STATED PROBLEM:
Collect every line that includes the string "market".

Dataset rows:
──────
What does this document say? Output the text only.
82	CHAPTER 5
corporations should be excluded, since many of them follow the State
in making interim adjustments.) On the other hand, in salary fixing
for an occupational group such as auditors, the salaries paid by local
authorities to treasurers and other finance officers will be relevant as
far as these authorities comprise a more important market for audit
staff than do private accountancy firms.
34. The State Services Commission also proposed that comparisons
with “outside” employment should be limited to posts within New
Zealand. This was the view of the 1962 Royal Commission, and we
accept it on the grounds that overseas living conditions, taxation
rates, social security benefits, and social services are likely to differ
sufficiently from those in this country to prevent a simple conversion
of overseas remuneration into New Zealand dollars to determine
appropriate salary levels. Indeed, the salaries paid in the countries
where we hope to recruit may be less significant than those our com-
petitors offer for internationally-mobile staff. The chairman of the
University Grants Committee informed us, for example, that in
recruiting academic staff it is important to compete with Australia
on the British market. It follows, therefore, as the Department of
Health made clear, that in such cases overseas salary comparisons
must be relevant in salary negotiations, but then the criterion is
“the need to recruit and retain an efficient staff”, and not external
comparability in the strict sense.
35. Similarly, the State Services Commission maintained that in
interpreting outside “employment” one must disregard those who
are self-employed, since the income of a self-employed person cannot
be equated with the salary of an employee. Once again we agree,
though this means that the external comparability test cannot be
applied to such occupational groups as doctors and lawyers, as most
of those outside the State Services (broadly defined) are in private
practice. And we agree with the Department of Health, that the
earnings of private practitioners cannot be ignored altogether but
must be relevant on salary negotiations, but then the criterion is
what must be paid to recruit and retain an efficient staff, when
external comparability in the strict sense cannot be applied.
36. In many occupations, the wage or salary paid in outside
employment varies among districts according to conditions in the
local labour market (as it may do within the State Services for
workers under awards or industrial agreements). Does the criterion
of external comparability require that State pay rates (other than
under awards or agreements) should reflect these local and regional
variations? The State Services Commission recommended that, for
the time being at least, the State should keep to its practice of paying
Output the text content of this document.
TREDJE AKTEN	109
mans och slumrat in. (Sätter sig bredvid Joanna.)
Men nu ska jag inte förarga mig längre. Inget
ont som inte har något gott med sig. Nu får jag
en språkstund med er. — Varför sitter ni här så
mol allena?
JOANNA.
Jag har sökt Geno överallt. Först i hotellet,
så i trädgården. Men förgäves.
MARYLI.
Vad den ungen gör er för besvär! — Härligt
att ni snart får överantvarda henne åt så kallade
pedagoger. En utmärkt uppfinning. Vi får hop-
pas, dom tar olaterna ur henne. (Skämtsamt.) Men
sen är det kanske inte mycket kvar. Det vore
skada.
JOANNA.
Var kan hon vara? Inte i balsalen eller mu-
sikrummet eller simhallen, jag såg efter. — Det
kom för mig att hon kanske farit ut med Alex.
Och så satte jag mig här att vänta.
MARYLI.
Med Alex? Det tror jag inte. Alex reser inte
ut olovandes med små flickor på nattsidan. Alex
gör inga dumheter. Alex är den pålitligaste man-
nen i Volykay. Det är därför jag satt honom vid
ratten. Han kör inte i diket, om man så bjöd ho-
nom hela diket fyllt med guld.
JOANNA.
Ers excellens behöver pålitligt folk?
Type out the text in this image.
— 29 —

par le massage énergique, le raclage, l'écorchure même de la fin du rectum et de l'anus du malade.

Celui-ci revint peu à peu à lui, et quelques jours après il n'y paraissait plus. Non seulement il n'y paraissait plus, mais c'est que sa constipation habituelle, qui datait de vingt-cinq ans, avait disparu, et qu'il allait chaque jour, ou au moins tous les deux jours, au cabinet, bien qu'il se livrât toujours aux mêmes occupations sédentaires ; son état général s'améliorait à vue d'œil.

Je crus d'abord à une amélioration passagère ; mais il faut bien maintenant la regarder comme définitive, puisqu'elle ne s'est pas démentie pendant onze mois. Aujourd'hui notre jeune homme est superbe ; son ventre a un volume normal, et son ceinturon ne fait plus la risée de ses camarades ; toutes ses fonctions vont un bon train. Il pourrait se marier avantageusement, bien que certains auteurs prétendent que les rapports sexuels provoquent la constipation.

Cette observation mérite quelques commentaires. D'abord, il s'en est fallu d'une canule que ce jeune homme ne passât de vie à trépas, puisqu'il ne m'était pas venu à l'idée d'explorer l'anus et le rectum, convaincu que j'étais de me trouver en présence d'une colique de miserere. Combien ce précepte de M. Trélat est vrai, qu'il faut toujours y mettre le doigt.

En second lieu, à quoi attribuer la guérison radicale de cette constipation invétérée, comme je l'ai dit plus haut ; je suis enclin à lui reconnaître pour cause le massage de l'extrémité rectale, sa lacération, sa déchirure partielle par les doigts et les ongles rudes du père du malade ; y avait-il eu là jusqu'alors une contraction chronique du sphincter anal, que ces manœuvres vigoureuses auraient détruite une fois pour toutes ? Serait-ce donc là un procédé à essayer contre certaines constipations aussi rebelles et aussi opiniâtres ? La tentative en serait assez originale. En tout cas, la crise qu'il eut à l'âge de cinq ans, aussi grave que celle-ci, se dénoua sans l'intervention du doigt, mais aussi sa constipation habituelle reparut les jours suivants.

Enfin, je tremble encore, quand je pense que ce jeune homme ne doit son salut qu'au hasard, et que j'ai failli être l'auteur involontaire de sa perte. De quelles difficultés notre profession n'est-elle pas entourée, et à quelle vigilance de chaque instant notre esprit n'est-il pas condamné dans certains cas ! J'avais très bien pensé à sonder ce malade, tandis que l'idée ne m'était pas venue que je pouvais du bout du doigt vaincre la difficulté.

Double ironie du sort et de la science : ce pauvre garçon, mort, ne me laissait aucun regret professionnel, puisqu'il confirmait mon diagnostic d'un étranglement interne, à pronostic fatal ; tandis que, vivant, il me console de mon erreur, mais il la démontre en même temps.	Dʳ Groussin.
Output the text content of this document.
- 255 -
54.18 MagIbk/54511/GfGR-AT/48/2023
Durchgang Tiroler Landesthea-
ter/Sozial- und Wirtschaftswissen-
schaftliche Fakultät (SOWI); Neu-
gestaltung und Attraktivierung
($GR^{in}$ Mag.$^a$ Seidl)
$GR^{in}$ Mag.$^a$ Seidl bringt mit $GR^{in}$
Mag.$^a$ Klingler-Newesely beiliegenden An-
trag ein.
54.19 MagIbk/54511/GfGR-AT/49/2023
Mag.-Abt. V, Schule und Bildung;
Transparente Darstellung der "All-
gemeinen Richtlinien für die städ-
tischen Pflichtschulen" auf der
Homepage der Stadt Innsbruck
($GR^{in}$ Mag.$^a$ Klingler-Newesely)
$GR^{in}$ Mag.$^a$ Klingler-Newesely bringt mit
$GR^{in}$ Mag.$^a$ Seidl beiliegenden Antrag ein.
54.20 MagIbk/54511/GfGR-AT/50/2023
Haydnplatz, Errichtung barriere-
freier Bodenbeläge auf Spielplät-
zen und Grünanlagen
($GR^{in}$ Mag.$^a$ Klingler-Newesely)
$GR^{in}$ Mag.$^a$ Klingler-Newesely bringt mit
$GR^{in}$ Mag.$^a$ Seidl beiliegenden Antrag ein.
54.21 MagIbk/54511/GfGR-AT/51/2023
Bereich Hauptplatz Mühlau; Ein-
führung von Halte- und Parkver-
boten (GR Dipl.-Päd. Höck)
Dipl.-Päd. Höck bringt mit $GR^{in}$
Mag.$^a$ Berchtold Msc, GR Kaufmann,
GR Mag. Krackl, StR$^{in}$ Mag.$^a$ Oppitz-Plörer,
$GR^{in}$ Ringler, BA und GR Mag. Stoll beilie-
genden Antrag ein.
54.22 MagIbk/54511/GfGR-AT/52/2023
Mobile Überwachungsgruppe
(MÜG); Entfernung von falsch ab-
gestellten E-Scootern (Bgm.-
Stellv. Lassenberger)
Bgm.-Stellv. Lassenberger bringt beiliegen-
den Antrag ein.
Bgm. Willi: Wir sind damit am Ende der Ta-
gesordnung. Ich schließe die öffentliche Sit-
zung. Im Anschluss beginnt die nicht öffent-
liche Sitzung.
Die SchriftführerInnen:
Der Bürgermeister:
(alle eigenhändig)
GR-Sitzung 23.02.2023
──────
TASK RESULT:
far as these authorities comprise a more important market for audit
on the British market. It follows, therefore, as the Department of
local labour market (as it may do within the State Services for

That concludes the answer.